> **Given entries**:
++++
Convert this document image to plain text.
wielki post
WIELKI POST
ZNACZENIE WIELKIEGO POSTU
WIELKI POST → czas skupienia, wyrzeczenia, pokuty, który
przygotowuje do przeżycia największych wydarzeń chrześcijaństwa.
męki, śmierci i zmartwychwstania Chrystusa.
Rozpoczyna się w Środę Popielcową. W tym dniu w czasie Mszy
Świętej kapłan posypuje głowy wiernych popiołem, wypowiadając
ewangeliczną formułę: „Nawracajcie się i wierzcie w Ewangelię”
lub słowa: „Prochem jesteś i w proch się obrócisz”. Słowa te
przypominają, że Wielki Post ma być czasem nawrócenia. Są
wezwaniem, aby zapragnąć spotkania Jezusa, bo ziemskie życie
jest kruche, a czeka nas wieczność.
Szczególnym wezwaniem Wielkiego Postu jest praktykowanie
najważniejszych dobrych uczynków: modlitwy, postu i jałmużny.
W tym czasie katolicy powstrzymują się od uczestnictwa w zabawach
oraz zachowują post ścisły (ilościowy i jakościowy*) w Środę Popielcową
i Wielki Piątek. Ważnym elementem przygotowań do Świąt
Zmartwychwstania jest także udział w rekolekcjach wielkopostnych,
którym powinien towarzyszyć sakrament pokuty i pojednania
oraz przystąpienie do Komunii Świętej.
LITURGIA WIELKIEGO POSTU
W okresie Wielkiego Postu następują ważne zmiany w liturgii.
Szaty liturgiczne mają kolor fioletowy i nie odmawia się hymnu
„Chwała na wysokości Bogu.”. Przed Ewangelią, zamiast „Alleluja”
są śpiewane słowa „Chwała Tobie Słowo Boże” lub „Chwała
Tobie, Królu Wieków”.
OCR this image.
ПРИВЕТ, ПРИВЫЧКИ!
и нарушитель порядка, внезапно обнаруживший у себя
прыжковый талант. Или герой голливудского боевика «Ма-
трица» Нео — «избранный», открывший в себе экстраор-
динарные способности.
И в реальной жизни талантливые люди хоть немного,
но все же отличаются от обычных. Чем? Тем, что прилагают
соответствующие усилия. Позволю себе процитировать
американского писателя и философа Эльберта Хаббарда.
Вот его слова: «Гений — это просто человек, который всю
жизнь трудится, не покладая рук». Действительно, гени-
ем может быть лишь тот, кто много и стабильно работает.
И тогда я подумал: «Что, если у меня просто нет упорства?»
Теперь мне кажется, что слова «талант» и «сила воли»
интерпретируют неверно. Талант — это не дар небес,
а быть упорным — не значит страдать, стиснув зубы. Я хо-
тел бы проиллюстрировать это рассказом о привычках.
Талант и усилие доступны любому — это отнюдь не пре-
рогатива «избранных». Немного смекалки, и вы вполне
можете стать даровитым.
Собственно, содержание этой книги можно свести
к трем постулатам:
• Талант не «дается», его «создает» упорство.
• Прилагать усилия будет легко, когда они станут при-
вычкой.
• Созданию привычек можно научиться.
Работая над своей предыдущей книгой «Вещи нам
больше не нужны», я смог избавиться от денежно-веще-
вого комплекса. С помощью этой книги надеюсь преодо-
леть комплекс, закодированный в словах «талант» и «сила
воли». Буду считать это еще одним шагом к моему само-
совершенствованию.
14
++++
> **Problem**: Write an exact transcription of every entry above.

> **Final result**:
Convert this document image to plain text.
wielki post
WIELKI POST
ZNACZENIE WIELKIEGO POSTU
WIELKI POST → czas skupienia, wyrzeczenia, pokuty, który
przygotowuje do przeżycia największych wydarzeń chrześcijaństwa.
męki, śmierci i zmartwychwstania Chrystusa.
Rozpoczyna się w Środę Popielcową. W tym dniu w czasie Mszy
Świętej kapłan posypuje głowy wiernych popiołem, wypowiadając
ewangeliczną formułę: „Nawracajcie się i wierzcie w Ewangelię”
lub słowa: „Prochem jesteś i w proch się obrócisz”. Słowa te
przypominają, że Wielki Post ma być czasem nawrócenia. Są
wezwaniem, aby zapragnąć spotkania Jezusa, bo ziemskie życie
jest kruche, a czeka nas wieczność.
Szczególnym wezwaniem Wielkiego Postu jest praktykowanie
najważniejszych dobrych uczynków: modlitwy, postu i jałmużny.
W tym czasie katolicy powstrzymują się od uczestnictwa w zabawach
oraz zachowują post ścisły (ilościowy i jakościowy*) w Środę Popielcową
i Wielki Piątek. Ważnym elementem przygotowań do Świąt
Zmartwychwstania jest także udział w rekolekcjach wielkopostnych,
którym powinien towarzyszyć sakrament pokuty i pojednania
oraz przystąpienie do Komunii Świętej.
LITURGIA WIELKIEGO POSTU
W okresie Wielkiego Postu następują ważne zmiany w liturgii.
Szaty liturgiczne mają kolor fioletowy i nie odmawia się hymnu
„Chwała na wysokości Bogu.”. Przed Ewangelią, zamiast „Alleluja”
są śpiewane słowa „Chwała Tobie Słowo Boże” lub „Chwała
Tobie, Królu Wieków”.
OCR this image.
ПРИВЕТ, ПРИВЫЧКИ!
и нарушитель порядка, внезапно обнаруживший у себя
прыжковый талант. Или герой голливудского боевика «Ма-
трица» Нео — «избранный», открывший в себе экстраор-
динарные способности.
И в реальной жизни талантливые люди хоть немного,
но все же отличаются от обычных. Чем? Тем, что прилагают
соответствующие усилия. Позволю себе процитировать
американского писателя и философа Эльберта Хаббарда.
Вот его слова: «Гений — это просто человек, который всю
жизнь трудится, не покладая рук». Действительно, гени-
ем может быть лишь тот, кто много и стабильно работает.
И тогда я подумал: «Что, если у меня просто нет упорства?»
Теперь мне кажется, что слова «талант» и «сила воли»
интерпретируют неверно. Талант — это не дар небес,
а быть упорным — не значит страдать, стиснув зубы. Я хо-
тел бы проиллюстрировать это рассказом о привычках.
Талант и усилие доступны любому — это отнюдь не пре-
рогатива «избранных». Немного смекалки, и вы вполне
можете стать даровитым.
Собственно, содержание этой книги можно свести
к трем постулатам:
• Талант не «дается», его «создает» упорство.
• Прилагать усилия будет легко, когда они станут при-
вычкой.
• Созданию привычек можно научиться.
Работая над своей предыдущей книгой «Вещи нам
больше не нужны», я смог избавиться от денежно-веще-
вого комплекса. С помощью этой книги надеюсь преодо-
леть комплекс, закодированный в словах «талант» и «сила
воли». Буду считать это еще одним шагом к моему само-
совершенствованию.
14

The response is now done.